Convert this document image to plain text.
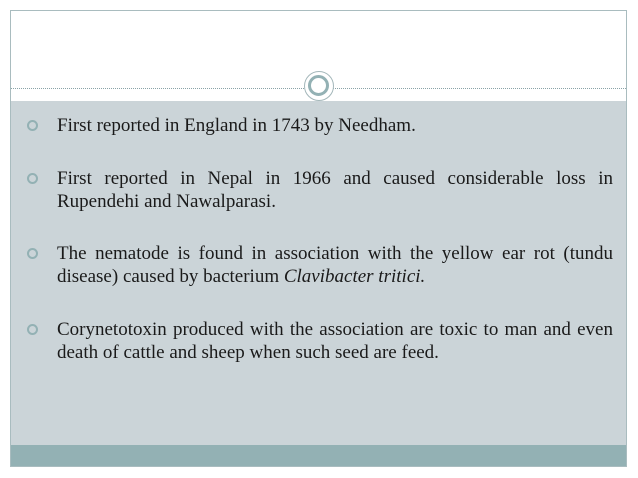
First reported in England in 1743 by Needham.
First reported in Nepal in 1966 and caused considerable loss in Rupendehi and Nawalparasi.
The nematode is found in association with the yellow ear rot (tundu disease) caused by bacterium Clavibacter tritici.
Corynetotoxin produced with the association are toxic to man and even death of cattle and sheep when such seed are feed.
◆ ◆ ◆ ◆ ◆
DESCRIPTION OF THE TASK.
What the task needs is the material above repeated exactly, pictures excepted.

EXPECTED ANSWER.
Convert this document image to plain text.
First reported in England in 1743 by Needham.
First reported in Nepal in 1966 and caused considerable loss in Rupendehi and Nawalparasi.
The nematode is found in association with the yellow ear rot (tundu disease) caused by bacterium Clavibacter tritici.
Corynetotoxin produced with the association are toxic to man and even death of cattle and sheep when such seed are feed.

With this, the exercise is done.